Given instruction
Below are some records; give them all again exactly, but not the pictures.

'''

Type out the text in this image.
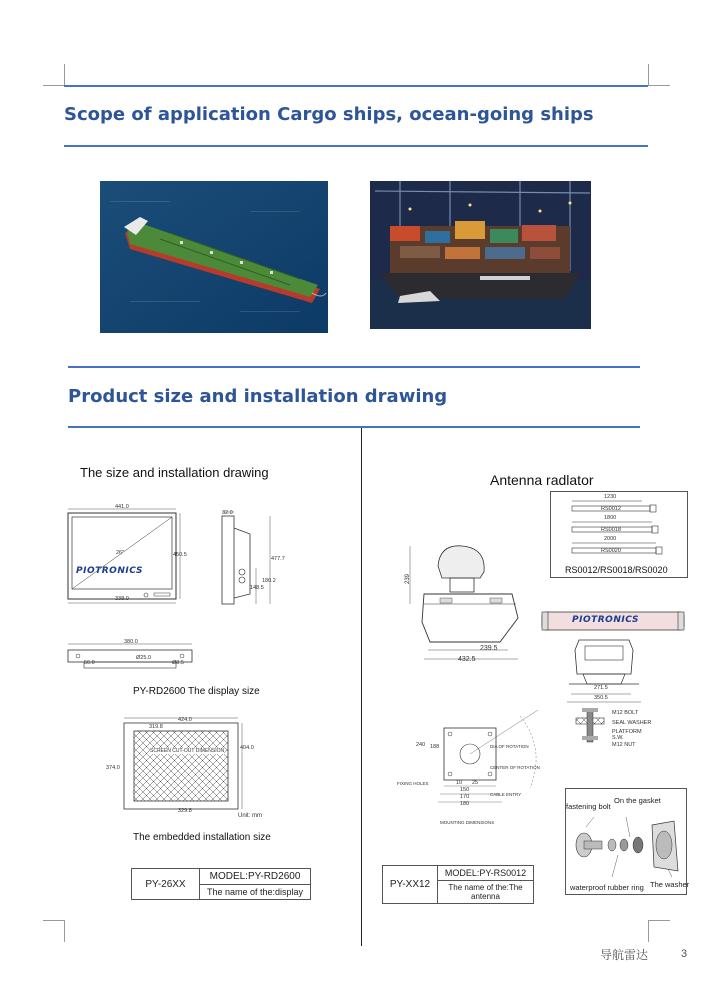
Scope of application Cargo ships, ocean-going ships
Product size and installation drawing
The size and installation drawing
441.0
450.5
338.0
26"
PIOTRONICS
32.0
477.7
180.2
148.5
380.0
Ø25.0
56.0	Ø8.5
PY-RD2600 The display size
424.0
319.8
404.0
374.0
329.8
SCREEN CUT-OUT DIMENSION
Unit: mm
The embedded installation size
PY-26XX	MODEL:PY-RD2600
The name of the:display
Antenna radlator
1230
RS0012
1800
RS0018
2000
RS0020
RS0012/RS0018/RS0020
PIOTRONICS
271.5
350.5
M12 BOLT
SEAL WASHER
PLATFORM
S.W.
M12 NUT
239
239.5
432.5
240 188
10 25
150
170
180
DIA OF ROTATION
CENTER OF ROTATION
CABLE ENTRY
FIXING HOLES
MOUNTING DIMENSIONS
fastening bolt
On the gasket
waterproof rubber ring The washer
PY-XX12	MODEL:PY-RS0012
The name of the:The antenna
导航雷达	3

'''

Solution to this exercise
Type out the text in this image.
Scope of application Cargo ships, ocean-going ships
Product size and installation drawing
The size and installation drawing
441.0
450.5
338.0
26"
PIOTRONICS
32.0
477.7
180.2
148.5
380.0
Ø25.0
56.0	Ø8.5
PY-RD2600 The display size
424.0
319.8
404.0
374.0
329.8
SCREEN CUT-OUT DIMENSION
Unit: mm
The embedded installation size
PY-26XX	MODEL:PY-RD2600
The name of the:display
Antenna radlator
1230
RS0012
1800
RS0018
2000
RS0020
RS0012/RS0018/RS0020
PIOTRONICS
271.5
350.5
M12 BOLT
SEAL WASHER
PLATFORM
S.W.
M12 NUT
239
239.5
432.5
240 188
10 25
150
170
180
DIA OF ROTATION
CENTER OF ROTATION
CABLE ENTRY
FIXING HOLES
MOUNTING DIMENSIONS
fastening bolt
On the gasket
waterproof rubber ring The washer
PY-XX12	MODEL:PY-RS0012
The name of the:The antenna
导航雷达	3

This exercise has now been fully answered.